**Short exercise**
Reproduce the data below verbatim, from its first line through the line containing "option-value: utility — [107, 893, 167, 923]", both ends included.

### Exercise input

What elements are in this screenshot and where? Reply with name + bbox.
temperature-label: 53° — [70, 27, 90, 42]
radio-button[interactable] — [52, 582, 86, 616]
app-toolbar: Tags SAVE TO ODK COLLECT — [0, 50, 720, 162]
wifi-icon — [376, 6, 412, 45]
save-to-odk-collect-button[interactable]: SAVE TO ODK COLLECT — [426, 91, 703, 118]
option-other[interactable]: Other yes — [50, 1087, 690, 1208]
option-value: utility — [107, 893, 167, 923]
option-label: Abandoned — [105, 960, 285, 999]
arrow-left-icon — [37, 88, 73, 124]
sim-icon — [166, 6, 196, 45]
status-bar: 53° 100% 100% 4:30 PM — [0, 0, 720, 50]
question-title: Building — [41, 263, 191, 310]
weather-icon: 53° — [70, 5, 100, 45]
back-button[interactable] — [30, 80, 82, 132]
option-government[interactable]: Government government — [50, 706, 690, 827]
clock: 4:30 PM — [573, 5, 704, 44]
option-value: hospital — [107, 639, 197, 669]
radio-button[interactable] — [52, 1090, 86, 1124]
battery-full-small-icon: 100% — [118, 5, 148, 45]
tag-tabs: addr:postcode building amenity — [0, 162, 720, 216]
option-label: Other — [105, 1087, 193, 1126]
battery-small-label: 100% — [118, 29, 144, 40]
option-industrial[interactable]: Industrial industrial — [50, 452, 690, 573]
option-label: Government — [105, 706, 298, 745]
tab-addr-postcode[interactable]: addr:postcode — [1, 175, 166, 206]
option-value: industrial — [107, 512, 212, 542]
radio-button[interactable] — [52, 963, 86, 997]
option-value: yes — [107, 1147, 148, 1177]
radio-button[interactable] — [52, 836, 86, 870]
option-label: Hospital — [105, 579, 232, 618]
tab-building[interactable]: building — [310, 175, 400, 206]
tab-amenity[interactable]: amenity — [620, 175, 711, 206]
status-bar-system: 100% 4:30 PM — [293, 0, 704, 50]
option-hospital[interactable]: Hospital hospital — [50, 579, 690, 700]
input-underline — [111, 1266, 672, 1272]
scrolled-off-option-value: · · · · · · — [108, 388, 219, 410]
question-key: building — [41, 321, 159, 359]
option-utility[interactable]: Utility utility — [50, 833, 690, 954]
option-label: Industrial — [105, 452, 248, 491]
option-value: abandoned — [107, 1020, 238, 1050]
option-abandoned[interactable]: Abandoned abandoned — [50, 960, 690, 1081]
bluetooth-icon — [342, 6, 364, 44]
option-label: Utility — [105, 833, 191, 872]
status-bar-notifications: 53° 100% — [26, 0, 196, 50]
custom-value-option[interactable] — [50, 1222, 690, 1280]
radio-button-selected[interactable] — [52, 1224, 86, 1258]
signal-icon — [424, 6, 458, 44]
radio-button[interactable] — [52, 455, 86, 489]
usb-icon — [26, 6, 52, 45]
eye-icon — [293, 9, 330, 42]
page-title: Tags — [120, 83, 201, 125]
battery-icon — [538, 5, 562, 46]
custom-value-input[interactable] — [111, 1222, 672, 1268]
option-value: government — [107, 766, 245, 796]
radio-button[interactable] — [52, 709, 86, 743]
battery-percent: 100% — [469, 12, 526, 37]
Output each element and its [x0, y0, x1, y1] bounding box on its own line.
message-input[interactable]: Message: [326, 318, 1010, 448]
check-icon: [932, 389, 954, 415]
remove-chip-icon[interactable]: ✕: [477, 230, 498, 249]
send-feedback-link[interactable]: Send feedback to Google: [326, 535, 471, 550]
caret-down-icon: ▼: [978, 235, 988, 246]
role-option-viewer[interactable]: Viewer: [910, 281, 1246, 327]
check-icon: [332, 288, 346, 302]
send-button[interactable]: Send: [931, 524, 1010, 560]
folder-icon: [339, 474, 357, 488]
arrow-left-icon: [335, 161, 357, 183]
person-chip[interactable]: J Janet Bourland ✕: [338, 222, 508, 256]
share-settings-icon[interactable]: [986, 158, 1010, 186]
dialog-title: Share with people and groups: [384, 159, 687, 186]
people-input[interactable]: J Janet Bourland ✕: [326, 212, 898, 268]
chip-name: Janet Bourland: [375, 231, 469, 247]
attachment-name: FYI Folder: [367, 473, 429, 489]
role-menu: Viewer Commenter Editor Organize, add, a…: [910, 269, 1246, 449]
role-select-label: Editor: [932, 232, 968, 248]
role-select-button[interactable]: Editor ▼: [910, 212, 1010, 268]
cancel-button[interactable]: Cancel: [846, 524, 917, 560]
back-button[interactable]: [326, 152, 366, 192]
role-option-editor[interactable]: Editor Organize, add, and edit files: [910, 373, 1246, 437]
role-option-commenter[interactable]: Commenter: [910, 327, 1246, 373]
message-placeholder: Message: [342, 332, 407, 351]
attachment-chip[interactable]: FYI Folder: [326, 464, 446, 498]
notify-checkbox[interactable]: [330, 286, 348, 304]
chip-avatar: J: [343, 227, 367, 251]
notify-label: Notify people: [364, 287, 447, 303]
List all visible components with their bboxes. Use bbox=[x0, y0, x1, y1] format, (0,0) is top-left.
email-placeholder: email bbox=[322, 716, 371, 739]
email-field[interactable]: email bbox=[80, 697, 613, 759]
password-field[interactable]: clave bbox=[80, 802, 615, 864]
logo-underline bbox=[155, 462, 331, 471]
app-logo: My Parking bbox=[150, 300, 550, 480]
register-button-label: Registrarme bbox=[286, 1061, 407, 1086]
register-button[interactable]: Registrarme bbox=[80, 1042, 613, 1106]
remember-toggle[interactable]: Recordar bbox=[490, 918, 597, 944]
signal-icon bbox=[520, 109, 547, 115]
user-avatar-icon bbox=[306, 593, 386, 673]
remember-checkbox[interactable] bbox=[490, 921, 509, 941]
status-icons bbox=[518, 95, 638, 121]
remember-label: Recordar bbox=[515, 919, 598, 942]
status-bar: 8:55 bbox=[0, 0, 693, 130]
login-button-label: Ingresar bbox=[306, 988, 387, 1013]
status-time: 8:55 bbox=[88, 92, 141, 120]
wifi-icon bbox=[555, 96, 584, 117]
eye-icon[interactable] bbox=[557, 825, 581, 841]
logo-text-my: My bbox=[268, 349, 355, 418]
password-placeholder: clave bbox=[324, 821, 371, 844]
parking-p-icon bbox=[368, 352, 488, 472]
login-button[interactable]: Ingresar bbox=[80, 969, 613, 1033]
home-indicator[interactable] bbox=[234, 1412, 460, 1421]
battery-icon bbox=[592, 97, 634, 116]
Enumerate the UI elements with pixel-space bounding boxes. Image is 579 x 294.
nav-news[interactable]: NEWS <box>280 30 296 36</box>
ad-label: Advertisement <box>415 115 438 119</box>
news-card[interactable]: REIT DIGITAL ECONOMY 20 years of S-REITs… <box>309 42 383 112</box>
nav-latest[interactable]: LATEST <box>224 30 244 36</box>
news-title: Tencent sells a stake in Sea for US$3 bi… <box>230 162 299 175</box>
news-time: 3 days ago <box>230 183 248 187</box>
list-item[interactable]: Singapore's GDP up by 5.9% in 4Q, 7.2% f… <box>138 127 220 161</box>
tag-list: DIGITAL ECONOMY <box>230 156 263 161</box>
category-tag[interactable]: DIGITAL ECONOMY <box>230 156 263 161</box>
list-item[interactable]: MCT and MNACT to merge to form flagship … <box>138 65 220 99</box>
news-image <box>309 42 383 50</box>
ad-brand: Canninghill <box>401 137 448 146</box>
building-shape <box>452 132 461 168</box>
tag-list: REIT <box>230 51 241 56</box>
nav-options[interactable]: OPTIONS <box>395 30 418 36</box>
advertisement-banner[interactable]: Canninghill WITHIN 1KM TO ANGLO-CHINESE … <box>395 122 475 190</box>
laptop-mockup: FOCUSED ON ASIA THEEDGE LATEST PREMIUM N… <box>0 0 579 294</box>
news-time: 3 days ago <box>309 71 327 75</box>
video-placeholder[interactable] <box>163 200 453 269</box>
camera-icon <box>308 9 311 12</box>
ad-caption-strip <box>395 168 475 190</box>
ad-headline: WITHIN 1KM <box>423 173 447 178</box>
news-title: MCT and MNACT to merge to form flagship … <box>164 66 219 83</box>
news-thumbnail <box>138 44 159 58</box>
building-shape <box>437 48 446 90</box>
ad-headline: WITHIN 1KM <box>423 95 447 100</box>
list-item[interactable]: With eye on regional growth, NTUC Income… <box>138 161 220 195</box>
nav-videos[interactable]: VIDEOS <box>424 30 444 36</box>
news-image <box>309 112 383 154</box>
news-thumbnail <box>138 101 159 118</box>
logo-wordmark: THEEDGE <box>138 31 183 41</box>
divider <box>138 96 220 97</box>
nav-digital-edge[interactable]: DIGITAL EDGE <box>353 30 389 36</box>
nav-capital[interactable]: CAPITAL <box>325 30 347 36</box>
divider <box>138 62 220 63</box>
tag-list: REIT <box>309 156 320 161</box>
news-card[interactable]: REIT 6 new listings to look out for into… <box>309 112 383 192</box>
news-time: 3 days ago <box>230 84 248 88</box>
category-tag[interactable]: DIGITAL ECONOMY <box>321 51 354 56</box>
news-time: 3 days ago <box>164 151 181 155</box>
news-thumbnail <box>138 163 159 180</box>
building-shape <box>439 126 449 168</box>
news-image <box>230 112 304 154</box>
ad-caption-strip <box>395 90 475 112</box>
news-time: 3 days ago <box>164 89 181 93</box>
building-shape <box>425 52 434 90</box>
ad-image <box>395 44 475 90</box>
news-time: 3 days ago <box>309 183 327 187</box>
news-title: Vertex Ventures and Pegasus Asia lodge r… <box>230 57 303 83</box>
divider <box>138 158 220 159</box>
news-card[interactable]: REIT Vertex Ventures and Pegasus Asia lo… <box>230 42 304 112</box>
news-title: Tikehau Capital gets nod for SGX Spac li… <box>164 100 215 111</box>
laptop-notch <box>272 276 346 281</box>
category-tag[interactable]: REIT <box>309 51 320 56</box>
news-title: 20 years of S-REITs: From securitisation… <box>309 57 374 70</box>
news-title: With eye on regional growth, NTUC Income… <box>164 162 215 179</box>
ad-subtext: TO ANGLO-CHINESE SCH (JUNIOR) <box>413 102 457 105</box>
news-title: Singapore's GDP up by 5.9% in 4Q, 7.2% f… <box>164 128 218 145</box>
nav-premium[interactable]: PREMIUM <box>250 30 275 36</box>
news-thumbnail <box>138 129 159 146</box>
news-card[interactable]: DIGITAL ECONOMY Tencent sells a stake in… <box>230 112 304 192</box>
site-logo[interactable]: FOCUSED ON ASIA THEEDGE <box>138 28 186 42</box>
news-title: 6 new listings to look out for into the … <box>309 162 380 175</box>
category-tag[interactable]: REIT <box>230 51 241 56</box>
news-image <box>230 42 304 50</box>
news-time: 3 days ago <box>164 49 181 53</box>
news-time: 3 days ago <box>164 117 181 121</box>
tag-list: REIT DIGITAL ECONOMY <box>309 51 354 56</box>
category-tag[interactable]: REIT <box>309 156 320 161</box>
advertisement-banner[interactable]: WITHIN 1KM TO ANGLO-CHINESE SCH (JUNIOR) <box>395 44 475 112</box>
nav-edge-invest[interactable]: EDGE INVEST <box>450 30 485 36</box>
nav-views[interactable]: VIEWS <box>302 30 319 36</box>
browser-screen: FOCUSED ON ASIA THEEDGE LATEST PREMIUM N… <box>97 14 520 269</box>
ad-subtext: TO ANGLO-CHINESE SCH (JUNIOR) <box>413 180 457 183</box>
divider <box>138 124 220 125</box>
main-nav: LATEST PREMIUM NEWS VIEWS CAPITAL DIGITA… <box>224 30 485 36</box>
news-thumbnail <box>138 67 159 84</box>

######

**Reply**
What elements are in this screenshot and where? Reply with name + bbox.
temperature-label: 53° — [70, 27, 90, 42]
radio-button[interactable] — [52, 582, 86, 616]
app-toolbar: Tags SAVE TO ODK COLLECT — [0, 50, 720, 162]
wifi-icon — [376, 6, 412, 45]
save-to-odk-collect-button[interactable]: SAVE TO ODK COLLECT — [426, 91, 703, 118]
option-other[interactable]: Other yes — [50, 1087, 690, 1208]
option-value: utility — [107, 893, 167, 923]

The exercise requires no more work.